● GIVEN TASK:
Each line below is to be written out in full, exactly as shown.

A block of data

• • • • •

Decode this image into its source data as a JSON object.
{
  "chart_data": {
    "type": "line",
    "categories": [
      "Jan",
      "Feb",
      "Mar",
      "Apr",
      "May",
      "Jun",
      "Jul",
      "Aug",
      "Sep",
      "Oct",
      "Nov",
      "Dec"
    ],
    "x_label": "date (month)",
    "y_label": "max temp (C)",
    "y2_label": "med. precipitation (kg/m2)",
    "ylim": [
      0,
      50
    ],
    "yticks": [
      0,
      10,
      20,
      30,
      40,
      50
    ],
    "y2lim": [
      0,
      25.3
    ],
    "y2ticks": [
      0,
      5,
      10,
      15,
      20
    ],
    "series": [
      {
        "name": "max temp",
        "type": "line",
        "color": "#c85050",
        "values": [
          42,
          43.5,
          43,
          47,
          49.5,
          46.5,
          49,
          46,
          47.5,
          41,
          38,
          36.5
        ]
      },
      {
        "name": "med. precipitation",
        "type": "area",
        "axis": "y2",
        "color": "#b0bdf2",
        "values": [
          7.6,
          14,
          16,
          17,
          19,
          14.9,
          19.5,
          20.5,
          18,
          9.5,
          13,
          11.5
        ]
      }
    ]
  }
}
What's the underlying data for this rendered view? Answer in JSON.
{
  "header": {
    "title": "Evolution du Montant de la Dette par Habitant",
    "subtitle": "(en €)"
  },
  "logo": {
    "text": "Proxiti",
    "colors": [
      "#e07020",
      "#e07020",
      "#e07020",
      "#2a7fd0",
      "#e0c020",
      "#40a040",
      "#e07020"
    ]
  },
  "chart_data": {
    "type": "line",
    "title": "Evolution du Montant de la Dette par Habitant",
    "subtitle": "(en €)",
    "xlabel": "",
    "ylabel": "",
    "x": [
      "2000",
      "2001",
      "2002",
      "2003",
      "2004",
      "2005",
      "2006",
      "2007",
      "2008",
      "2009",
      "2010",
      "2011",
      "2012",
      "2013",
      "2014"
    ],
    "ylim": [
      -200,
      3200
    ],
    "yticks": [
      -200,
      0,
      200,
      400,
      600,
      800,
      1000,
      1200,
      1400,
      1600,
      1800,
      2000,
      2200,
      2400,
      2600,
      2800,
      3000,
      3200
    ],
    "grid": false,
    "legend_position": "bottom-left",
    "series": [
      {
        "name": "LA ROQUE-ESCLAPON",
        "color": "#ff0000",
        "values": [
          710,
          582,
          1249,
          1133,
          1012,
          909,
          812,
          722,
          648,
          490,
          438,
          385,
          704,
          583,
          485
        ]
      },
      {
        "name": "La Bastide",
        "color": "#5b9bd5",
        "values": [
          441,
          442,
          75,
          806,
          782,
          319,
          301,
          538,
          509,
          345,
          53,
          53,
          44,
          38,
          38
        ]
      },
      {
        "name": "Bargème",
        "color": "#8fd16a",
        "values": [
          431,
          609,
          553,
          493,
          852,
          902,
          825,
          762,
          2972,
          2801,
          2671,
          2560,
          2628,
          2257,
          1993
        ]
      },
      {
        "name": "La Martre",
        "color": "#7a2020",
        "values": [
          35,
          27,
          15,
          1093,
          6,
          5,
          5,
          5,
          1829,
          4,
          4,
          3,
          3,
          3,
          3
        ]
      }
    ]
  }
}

• • • • •

● EXERCISE SOLUTION:
Decode this image into its source data as a JSON object.
{
  "chart_data": {
    "type": "line",
    "categories": [
      "Jan",
      "Feb",
      "Mar",
      "Apr",
      "May",
      "Jun",
      "Jul",
      "Aug",
      "Sep",
      "Oct",
      "Nov",
      "Dec"
    ],
    "x_label": "date (month)",
    "y_label": "max temp (C)",
    "y2_label": "med. precipitation (kg/m2)",
    "ylim": [
      0,
      50
    ],
    "yticks": [
      0,
      10,
      20,
      30,
      40,
      50
    ],
    "y2lim": [
      0,
      25.3
    ],
    "y2ticks": [
      0,
      5,
      10,
      15,
      20
    ],
    "series": [
      {
        "name": "max temp",
        "type": "line",
        "color": "#c85050",
        "values": [
          42,
          43.5,
          43,
          47,
          49.5,
          46.5,
          49,
          46,
          47.5,
          41,
          38,
          36.5
        ]
      },
      {
        "name": "med. precipitation",
        "type": "area",
        "axis": "y2",
        "color": "#b0bdf2",
        "values": [
          7.6,
          14,
          16,
          17,
          19,
          14.9,
          19.5,
          20.5,
          18,
          9.5,
          13,
          11.5
        ]
      }
    ]
  }
}
What's the underlying data for this rendered view? Answer in JSON.
{
  "header": {
    "title": "Evolution du Montant de la Dette par Habitant",
    "subtitle": "(en €)"
  },
  "logo": {
    "text": "Proxiti",
    "colors": [
      "#e07020",
      "#e07020",
      "#e07020",
      "#2a7fd0",
      "#e0c020",
      "#40a040",
      "#e07020"
    ]
  },
  "chart_data": {
    "type": "line",
    "title": "Evolution du Montant de la Dette par Habitant",
    "subtitle": "(en €)",
    "xlabel": "",
    "ylabel": "",
    "x": [
      "2000",
      "2001",
      "2002",
      "2003",
      "2004",
      "2005",
      "2006",
      "2007",
      "2008",
      "2009",
      "2010",
      "2011",
      "2012",
      "2013",
      "2014"
    ],
    "ylim": [
      -200,
      3200
    ],
    "yticks": [
      -200,
      0,
      200,
      400,
      600,
      800,
      1000,
      1200,
      1400,
      1600,
      1800,
      2000,
      2200,
      2400,
      2600,
      2800,
      3000,
      3200
    ],
    "grid": false,
    "legend_position": "bottom-left",
    "series": [
      {
        "name": "LA ROQUE-ESCLAPON",
        "color": "#ff0000",
        "values": [
          710,
          582,
          1249,
          1133,
          1012,
          909,
          812,
          722,
          648,
          490,
          438,
          385,
          704,
          583,
          485
        ]
      },
      {
        "name": "La Bastide",
        "color": "#5b9bd5",
        "values": [
          441,
          442,
          75,
          806,
          782,
          319,
          301,
          538,
          509,
          345,
          53,
          53,
          44,
          38,
          38
        ]
      },
      {
        "name": "Bargème",
        "color": "#8fd16a",
        "values": [
          431,
          609,
          553,
          493,
          852,
          902,
          825,
          762,
          2972,
          2801,
          2671,
          2560,
          2628,
          2257,
          1993
        ]
      },
      {
        "name": "La Martre",
        "color": "#7a2020",
        "values": [
          35,
          27,
          15,
          1093,
          6,
          5,
          5,
          5,
          1829,
          4,
          4,
          3,
          3,
          3,
          3
        ]
      }
    ]
  }
}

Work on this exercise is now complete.